> TASK OBJECTIVE: Set the listing down again exactly, please, apart from its pictures.
-- start of RECORDS PROVIDED --
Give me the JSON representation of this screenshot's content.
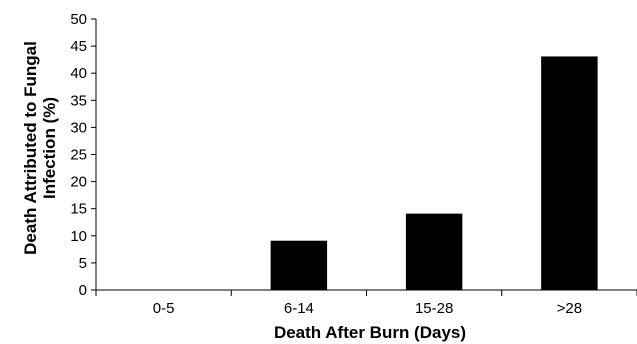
{
  "chart_data": {
    "type": "bar",
    "title": "",
    "xlabel": "Death After Burn (Days)",
    "ylabel_lines": [
      "Death Attributed to Fungal",
      "Infection (%)"
    ],
    "categories": [
      "0-5",
      "6-14",
      "15-28",
      ">28"
    ],
    "values": [
      0,
      9,
      14,
      43
    ],
    "ylim": [
      0,
      50
    ],
    "yticks": [
      0,
      5,
      10,
      15,
      20,
      25,
      30,
      35,
      40,
      45,
      50
    ],
    "grid": false,
    "legend": "none",
    "bar_color": "#000000"
  }
}
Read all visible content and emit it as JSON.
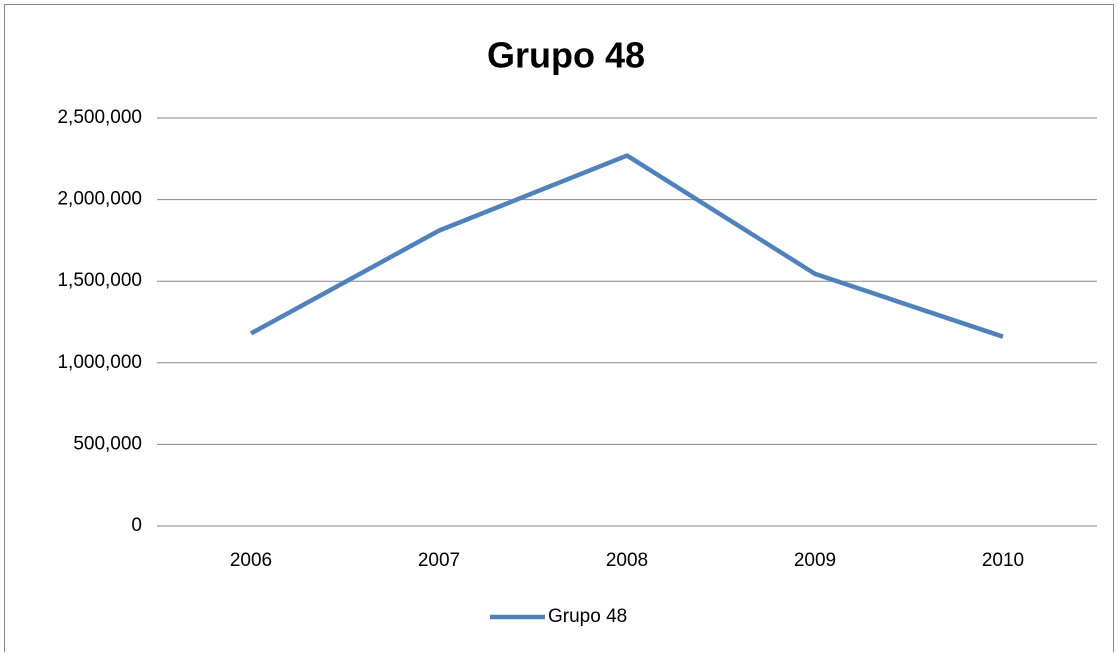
-- end of RECORDS PROVIDED --
> RESULT FOR THIS EXERCISE:
Give me the JSON representation of this screenshot's content.
{
  "chart_data": {
    "type": "bar",
    "title": "",
    "xlabel": "Death After Burn (Days)",
    "ylabel_lines": [
      "Death Attributed to Fungal",
      "Infection (%)"
    ],
    "categories": [
      "0-5",
      "6-14",
      "15-28",
      ">28"
    ],
    "values": [
      0,
      9,
      14,
      43
    ],
    "ylim": [
      0,
      50
    ],
    "yticks": [
      0,
      5,
      10,
      15,
      20,
      25,
      30,
      35,
      40,
      45,
      50
    ],
    "grid": false,
    "legend": "none",
    "bar_color": "#000000"
  }
}
Read all visible content and emit it as JSON.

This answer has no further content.